* _SUPPLIED MATERIAL_:
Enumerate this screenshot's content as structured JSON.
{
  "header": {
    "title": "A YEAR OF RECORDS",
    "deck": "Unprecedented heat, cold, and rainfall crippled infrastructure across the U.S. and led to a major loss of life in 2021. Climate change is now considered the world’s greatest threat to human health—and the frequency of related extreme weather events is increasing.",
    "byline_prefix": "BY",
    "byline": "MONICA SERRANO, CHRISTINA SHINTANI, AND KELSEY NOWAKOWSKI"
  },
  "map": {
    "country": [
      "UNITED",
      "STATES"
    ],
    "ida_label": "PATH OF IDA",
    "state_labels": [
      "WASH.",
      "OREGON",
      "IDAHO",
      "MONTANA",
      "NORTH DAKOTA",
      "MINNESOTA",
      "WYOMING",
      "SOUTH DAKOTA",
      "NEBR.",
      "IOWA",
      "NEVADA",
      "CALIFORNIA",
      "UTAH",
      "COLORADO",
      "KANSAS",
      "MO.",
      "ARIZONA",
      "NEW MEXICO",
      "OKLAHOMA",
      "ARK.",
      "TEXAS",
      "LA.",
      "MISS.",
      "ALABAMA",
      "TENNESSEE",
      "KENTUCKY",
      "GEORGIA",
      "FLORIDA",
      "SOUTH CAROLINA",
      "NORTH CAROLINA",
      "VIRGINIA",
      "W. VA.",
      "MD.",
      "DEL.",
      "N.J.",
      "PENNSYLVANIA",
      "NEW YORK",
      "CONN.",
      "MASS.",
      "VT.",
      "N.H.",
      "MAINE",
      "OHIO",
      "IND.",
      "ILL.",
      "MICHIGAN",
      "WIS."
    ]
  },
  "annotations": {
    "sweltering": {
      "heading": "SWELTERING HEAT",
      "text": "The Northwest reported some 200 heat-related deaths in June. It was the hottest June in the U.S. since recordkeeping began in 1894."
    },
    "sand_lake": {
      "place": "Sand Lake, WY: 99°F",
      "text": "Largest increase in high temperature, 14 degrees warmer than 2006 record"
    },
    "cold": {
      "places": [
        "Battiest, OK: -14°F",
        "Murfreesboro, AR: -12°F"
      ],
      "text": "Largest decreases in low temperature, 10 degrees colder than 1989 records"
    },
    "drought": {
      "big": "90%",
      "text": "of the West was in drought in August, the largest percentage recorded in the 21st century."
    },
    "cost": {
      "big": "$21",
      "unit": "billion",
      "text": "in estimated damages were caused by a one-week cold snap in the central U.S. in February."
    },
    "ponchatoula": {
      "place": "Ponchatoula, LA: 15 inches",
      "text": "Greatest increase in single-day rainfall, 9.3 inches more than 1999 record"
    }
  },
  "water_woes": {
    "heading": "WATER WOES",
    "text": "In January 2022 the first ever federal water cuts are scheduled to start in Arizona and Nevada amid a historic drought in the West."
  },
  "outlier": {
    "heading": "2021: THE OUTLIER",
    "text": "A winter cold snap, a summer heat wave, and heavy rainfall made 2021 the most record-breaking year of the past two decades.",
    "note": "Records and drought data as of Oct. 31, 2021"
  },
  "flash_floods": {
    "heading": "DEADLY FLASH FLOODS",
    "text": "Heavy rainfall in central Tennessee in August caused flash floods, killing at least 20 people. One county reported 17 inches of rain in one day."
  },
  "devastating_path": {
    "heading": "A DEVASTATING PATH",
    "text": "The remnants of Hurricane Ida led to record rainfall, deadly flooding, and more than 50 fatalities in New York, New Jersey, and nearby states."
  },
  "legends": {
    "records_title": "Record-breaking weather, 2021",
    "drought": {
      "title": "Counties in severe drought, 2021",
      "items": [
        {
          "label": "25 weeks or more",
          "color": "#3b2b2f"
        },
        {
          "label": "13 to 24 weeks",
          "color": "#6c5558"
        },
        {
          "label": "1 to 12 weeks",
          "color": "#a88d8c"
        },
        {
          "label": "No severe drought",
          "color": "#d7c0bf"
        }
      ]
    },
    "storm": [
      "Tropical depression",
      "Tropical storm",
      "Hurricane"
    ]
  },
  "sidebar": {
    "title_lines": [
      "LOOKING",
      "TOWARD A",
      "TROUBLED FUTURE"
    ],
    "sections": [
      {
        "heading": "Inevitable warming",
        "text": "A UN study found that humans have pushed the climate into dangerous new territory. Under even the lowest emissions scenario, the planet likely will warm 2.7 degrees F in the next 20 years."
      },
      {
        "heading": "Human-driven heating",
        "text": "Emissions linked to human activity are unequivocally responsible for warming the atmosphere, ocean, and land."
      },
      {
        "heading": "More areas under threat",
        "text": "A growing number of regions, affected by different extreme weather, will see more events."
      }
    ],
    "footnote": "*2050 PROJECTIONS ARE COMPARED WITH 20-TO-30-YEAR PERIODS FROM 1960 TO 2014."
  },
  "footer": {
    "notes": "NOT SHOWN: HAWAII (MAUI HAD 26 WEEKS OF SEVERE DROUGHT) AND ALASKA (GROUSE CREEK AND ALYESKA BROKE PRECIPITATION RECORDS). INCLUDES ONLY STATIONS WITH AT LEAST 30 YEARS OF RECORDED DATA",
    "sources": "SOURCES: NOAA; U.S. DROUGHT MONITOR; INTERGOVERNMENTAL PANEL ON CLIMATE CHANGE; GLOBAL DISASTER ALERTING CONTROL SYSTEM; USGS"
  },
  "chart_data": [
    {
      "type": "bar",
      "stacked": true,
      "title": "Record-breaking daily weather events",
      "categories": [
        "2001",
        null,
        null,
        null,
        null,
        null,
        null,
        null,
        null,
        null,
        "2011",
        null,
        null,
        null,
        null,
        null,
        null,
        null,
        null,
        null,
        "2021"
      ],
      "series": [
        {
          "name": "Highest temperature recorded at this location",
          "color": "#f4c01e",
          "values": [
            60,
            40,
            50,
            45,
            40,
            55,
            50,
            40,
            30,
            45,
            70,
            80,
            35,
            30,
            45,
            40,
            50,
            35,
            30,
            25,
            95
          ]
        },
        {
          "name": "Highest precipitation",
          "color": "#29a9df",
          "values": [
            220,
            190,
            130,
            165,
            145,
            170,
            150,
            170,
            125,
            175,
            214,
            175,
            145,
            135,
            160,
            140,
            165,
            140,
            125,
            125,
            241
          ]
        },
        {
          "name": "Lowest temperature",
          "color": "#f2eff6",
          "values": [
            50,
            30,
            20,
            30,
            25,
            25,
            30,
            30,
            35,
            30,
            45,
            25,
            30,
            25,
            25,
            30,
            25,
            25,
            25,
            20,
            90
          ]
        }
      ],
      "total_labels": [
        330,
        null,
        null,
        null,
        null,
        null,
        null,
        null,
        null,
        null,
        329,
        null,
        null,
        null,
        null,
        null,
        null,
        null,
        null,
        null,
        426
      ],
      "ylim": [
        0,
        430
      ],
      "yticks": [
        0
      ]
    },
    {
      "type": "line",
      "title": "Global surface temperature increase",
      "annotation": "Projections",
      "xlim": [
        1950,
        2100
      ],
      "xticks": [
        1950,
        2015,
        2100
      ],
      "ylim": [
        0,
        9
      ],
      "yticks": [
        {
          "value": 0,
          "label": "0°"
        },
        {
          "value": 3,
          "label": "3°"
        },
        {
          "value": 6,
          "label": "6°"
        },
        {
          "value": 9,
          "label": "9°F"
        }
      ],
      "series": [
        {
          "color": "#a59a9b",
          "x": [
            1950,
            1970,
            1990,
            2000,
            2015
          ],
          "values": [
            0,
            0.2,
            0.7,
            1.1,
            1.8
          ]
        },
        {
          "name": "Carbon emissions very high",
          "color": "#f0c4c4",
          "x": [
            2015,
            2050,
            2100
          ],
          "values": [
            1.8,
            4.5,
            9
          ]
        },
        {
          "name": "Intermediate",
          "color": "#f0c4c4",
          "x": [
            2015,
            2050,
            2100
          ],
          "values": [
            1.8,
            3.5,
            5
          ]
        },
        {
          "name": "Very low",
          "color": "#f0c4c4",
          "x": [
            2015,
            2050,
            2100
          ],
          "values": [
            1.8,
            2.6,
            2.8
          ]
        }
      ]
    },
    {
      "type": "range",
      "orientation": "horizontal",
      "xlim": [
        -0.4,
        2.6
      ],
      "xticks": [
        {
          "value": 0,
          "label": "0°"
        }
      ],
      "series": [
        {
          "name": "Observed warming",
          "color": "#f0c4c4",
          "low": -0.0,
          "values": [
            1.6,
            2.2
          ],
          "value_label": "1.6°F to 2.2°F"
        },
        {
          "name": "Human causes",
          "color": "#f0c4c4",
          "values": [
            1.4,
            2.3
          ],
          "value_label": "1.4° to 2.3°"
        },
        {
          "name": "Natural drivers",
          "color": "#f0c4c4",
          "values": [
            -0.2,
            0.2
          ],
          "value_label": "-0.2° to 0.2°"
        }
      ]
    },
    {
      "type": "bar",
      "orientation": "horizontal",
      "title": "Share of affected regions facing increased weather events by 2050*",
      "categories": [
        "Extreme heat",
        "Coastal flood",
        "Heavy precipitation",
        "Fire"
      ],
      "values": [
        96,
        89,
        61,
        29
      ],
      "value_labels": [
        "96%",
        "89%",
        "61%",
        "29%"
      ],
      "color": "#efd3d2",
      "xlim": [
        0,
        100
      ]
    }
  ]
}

* _YOUR TASK_: Which lines above contain the word "type"? Copy each of them.

* _SOLUTION TO THE PROBLEM_:
      "type": "bar",
      "type": "line",
      "type": "range",
      "type": "bar",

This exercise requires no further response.